* _Job_
Each record below should be output verbatim, without pictures.

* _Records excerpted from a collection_
>>
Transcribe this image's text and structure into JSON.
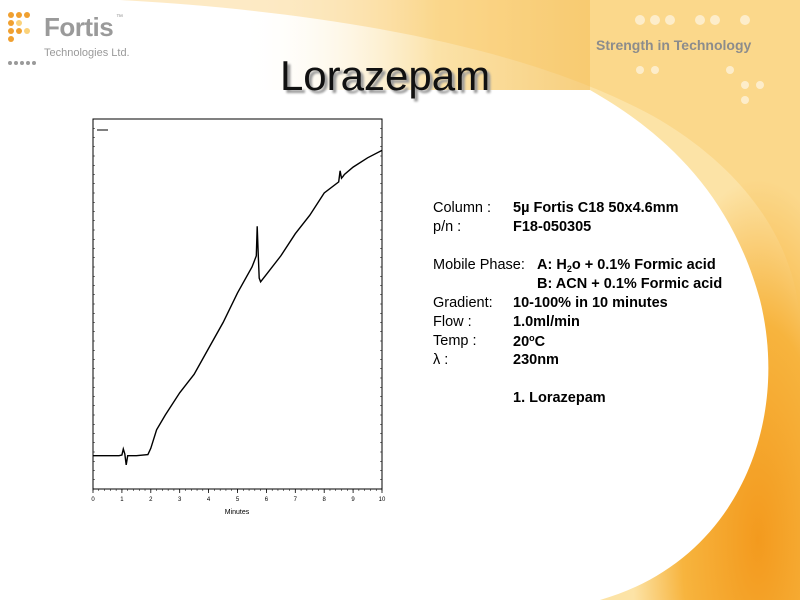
{
  "header": {
    "logo_name": "Fortis",
    "logo_tm": "™",
    "logo_sub": "Technologies Ltd.",
    "tagline": "Strength in Technology",
    "icon": "fortis-dot-grid-logo"
  },
  "title": "Lorazepam",
  "colors": {
    "accent": "#f0a030",
    "accent_light": "#fbd27a",
    "text_gray": "#9a9a9a"
  },
  "info": {
    "column_label": "Column :",
    "column_value_pre": "5",
    "column_value_mu": "µ",
    "column_value_post": " Fortis C18 50x4.6mm",
    "pn_label": "p/n :",
    "pn_value": "F18-050305",
    "mobile_label": "Mobile Phase:",
    "mobile_a_pre": "A: H",
    "mobile_a_sub": "2",
    "mobile_a_post": "o + 0.1% Formic acid",
    "mobile_b": "B: ACN + 0.1% Formic acid",
    "gradient_label": "Gradient:",
    "gradient_value": "10-100% in 10 minutes",
    "flow_label": "Flow :",
    "flow_value": "1.0ml/min",
    "temp_label": "Temp :",
    "temp_value_pre": "20",
    "temp_value_sup": "o",
    "temp_value_post": "C",
    "lambda_label": "λ :",
    "lambda_value": "230nm",
    "peak_1": "1. Lorazepam"
  },
  "chart_data": {
    "type": "line",
    "xlabel": "Minutes",
    "ylabel": "",
    "title": "",
    "xlim": [
      0,
      10
    ],
    "ylim": [
      0,
      100
    ],
    "xticks": [
      "0",
      "1",
      "2",
      "3",
      "4",
      "5",
      "6",
      "7",
      "8",
      "9",
      "10"
    ],
    "series": [
      {
        "x": [
          0,
          0.9,
          1.0,
          1.05,
          1.1,
          1.15,
          1.2,
          1.3,
          1.5,
          1.9,
          2.0,
          2.2,
          2.5,
          3.0,
          3.5,
          4.0,
          4.5,
          5.0,
          5.5,
          5.65,
          5.68,
          5.72,
          5.75,
          5.8,
          6.0,
          6.5,
          7.0,
          7.5,
          8.0,
          8.5,
          8.55,
          8.6,
          8.65,
          8.7,
          9.0,
          9.5,
          10.0
        ],
        "y": [
          9,
          9,
          9.2,
          10.8,
          9.5,
          6.5,
          9,
          9,
          9,
          9.3,
          11,
          16,
          20,
          26,
          31,
          38,
          45,
          53,
          60,
          63,
          71,
          63,
          57,
          56,
          58,
          63,
          69,
          74,
          80,
          83,
          86,
          84,
          84.5,
          85,
          87,
          89.5,
          91.5
        ]
      }
    ],
    "grid": false
  }
}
<<
* _Exercise result_
Transcribe this image's text and structure into JSON.
{
  "header": {
    "logo_name": "Fortis",
    "logo_tm": "™",
    "logo_sub": "Technologies Ltd.",
    "tagline": "Strength in Technology",
    "icon": "fortis-dot-grid-logo"
  },
  "title": "Lorazepam",
  "colors": {
    "accent": "#f0a030",
    "accent_light": "#fbd27a",
    "text_gray": "#9a9a9a"
  },
  "info": {
    "column_label": "Column :",
    "column_value_pre": "5",
    "column_value_mu": "µ",
    "column_value_post": " Fortis C18 50x4.6mm",
    "pn_label": "p/n :",
    "pn_value": "F18-050305",
    "mobile_label": "Mobile Phase:",
    "mobile_a_pre": "A: H",
    "mobile_a_sub": "2",
    "mobile_a_post": "o + 0.1% Formic acid",
    "mobile_b": "B: ACN + 0.1% Formic acid",
    "gradient_label": "Gradient:",
    "gradient_value": "10-100% in 10 minutes",
    "flow_label": "Flow :",
    "flow_value": "1.0ml/min",
    "temp_label": "Temp :",
    "temp_value_pre": "20",
    "temp_value_sup": "o",
    "temp_value_post": "C",
    "lambda_label": "λ :",
    "lambda_value": "230nm",
    "peak_1": "1. Lorazepam"
  },
  "chart_data": {
    "type": "line",
    "xlabel": "Minutes",
    "ylabel": "",
    "title": "",
    "xlim": [
      0,
      10
    ],
    "ylim": [
      0,
      100
    ],
    "xticks": [
      "0",
      "1",
      "2",
      "3",
      "4",
      "5",
      "6",
      "7",
      "8",
      "9",
      "10"
    ],
    "series": [
      {
        "x": [
          0,
          0.9,
          1.0,
          1.05,
          1.1,
          1.15,
          1.2,
          1.3,
          1.5,
          1.9,
          2.0,
          2.2,
          2.5,
          3.0,
          3.5,
          4.0,
          4.5,
          5.0,
          5.5,
          5.65,
          5.68,
          5.72,
          5.75,
          5.8,
          6.0,
          6.5,
          7.0,
          7.5,
          8.0,
          8.5,
          8.55,
          8.6,
          8.65,
          8.7,
          9.0,
          9.5,
          10.0
        ],
        "y": [
          9,
          9,
          9.2,
          10.8,
          9.5,
          6.5,
          9,
          9,
          9,
          9.3,
          11,
          16,
          20,
          26,
          31,
          38,
          45,
          53,
          60,
          63,
          71,
          63,
          57,
          56,
          58,
          63,
          69,
          74,
          80,
          83,
          86,
          84,
          84.5,
          85,
          87,
          89.5,
          91.5
        ]
      }
    ],
    "grid": false
  }
}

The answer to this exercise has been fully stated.